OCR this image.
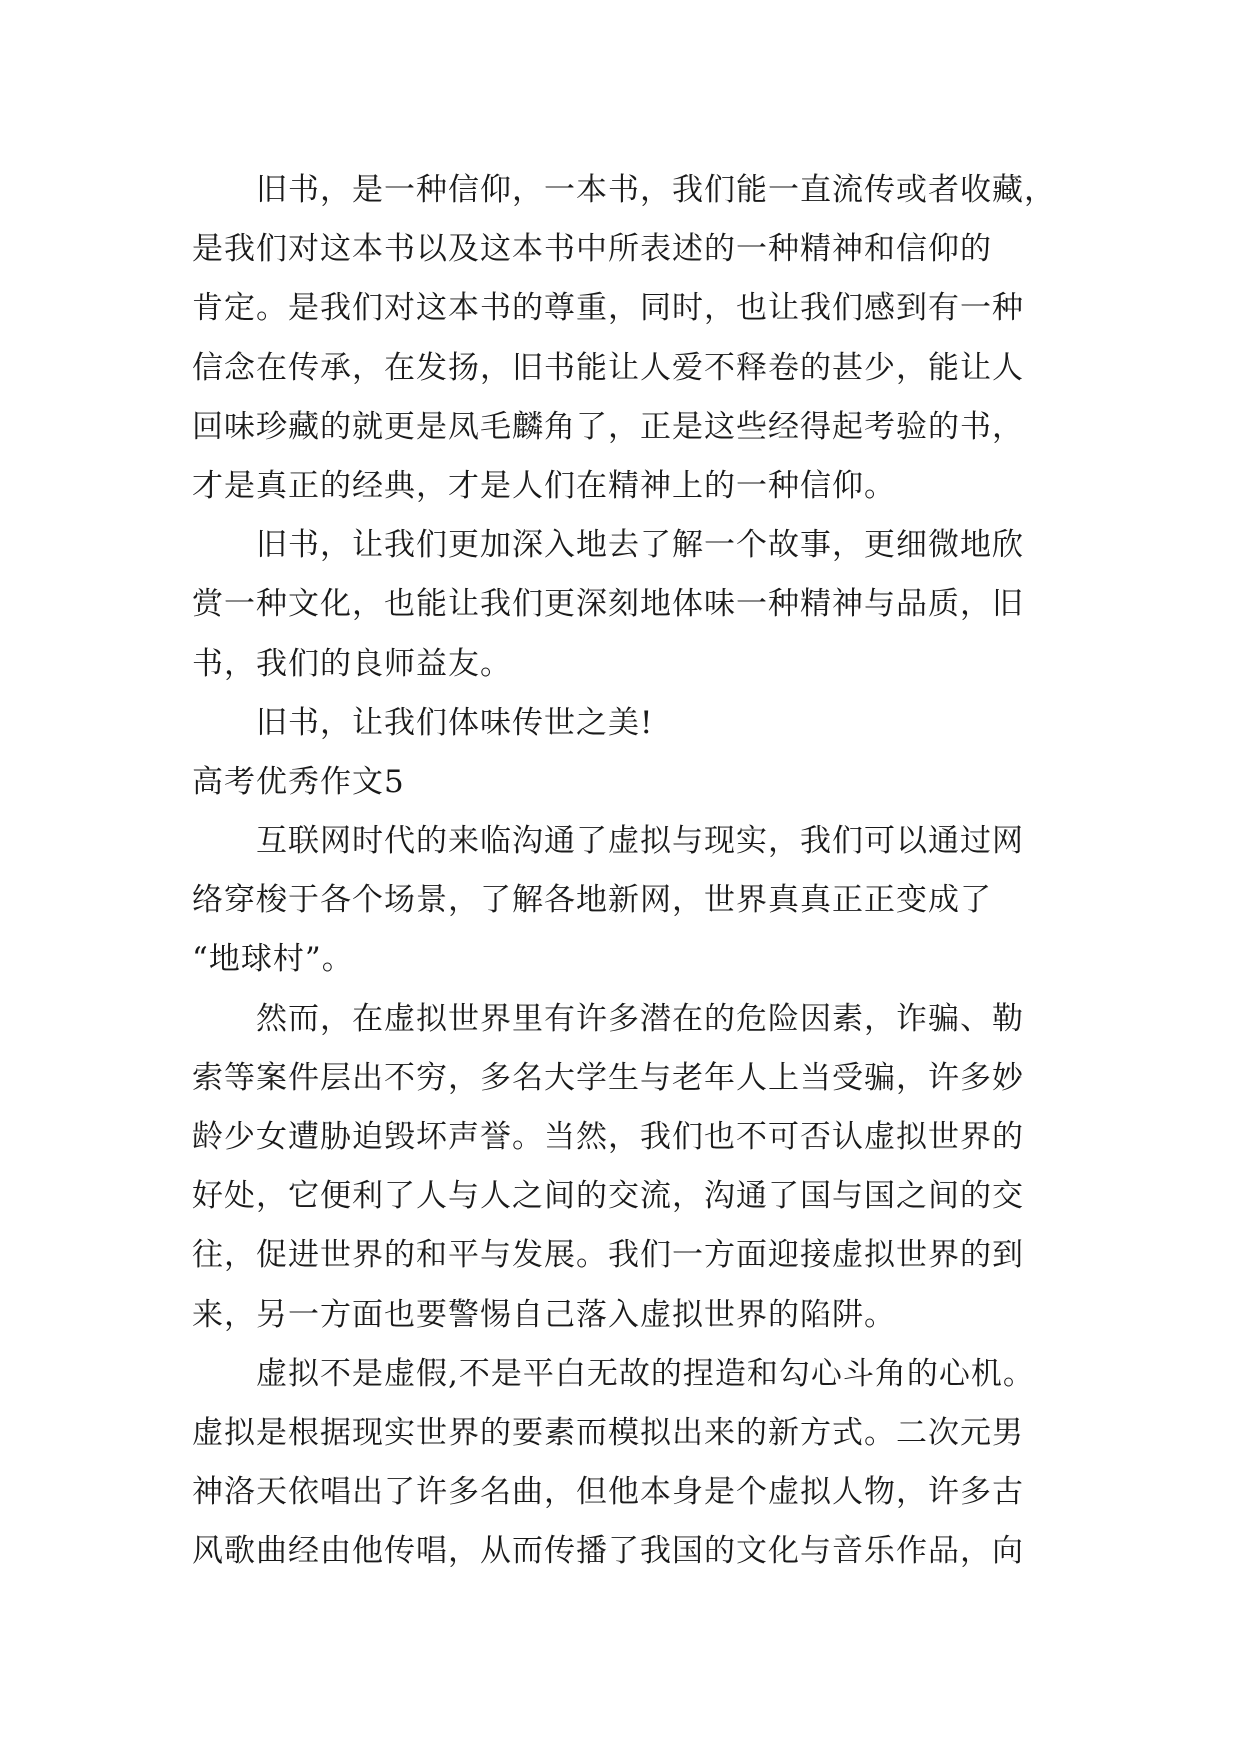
旧书，是一种信仰，一本书，我们能一直流传或者收藏，
是我们对这本书以及这本书中所表述的一种精神和信仰的
肯定。是我们对这本书的尊重，同时，也让我们感到有一种
信念在传承，在发扬，旧书能让人爱不释卷的甚少，能让人
回味珍藏的就更是凤毛麟角了，正是这些经得起考验的书，
才是真正的经典，才是人们在精神上的一种信仰。
旧书，让我们更加深入地去了解一个故事，更细微地欣
赏一种文化，也能让我们更深刻地体味一种精神与品质，旧
书，我们的良师益友。
旧书，让我们体味传世之美!
高考优秀作文5
互联网时代的来临沟通了虚拟与现实，我们可以通过网
络穿梭于各个场景，了解各地新网，世界真真正正变成了
“地球村”。
然而，在虚拟世界里有许多潜在的危险因素，诈骗、勒
索等案件层出不穷，多名大学生与老年人上当受骗，许多妙
龄少女遭胁迫毁坏声誉。当然，我们也不可否认虚拟世界的
好处，它便利了人与人之间的交流，沟通了国与国之间的交
往，促进世界的和平与发展。我们一方面迎接虚拟世界的到
来，另一方面也要警惕自己落入虚拟世界的陷阱。
虚拟不是虚假,不是平白无故的捏造和勾心斗角的心机。
虚拟是根据现实世界的要素而模拟出来的新方式。二次元男
神洛天依唱出了许多名曲，但他本身是个虚拟人物，许多古
风歌曲经由他传唱，从而传播了我国的文化与音乐作品，向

- - -

■ EXERCISE AIM:
Please repeat the entries exactly. Do not include the pictures.

■ OUTPUT OF THE EXERCISE:
OCR this image.
旧书，是一种信仰，一本书，我们能一直流传或者收藏，
是我们对这本书以及这本书中所表述的一种精神和信仰的
肯定。是我们对这本书的尊重，同时，也让我们感到有一种
信念在传承，在发扬，旧书能让人爱不释卷的甚少，能让人
回味珍藏的就更是凤毛麟角了，正是这些经得起考验的书，
才是真正的经典，才是人们在精神上的一种信仰。
旧书，让我们更加深入地去了解一个故事，更细微地欣
赏一种文化，也能让我们更深刻地体味一种精神与品质，旧
书，我们的良师益友。
旧书，让我们体味传世之美!
高考优秀作文5
互联网时代的来临沟通了虚拟与现实，我们可以通过网
络穿梭于各个场景，了解各地新网，世界真真正正变成了
“地球村”。
然而，在虚拟世界里有许多潜在的危险因素，诈骗、勒
索等案件层出不穷，多名大学生与老年人上当受骗，许多妙
龄少女遭胁迫毁坏声誉。当然，我们也不可否认虚拟世界的
好处，它便利了人与人之间的交流，沟通了国与国之间的交
往，促进世界的和平与发展。我们一方面迎接虚拟世界的到
来，另一方面也要警惕自己落入虚拟世界的陷阱。
虚拟不是虚假,不是平白无故的捏造和勾心斗角的心机。
虚拟是根据现实世界的要素而模拟出来的新方式。二次元男
神洛天依唱出了许多名曲，但他本身是个虚拟人物，许多古
风歌曲经由他传唱，从而传播了我国的文化与音乐作品，向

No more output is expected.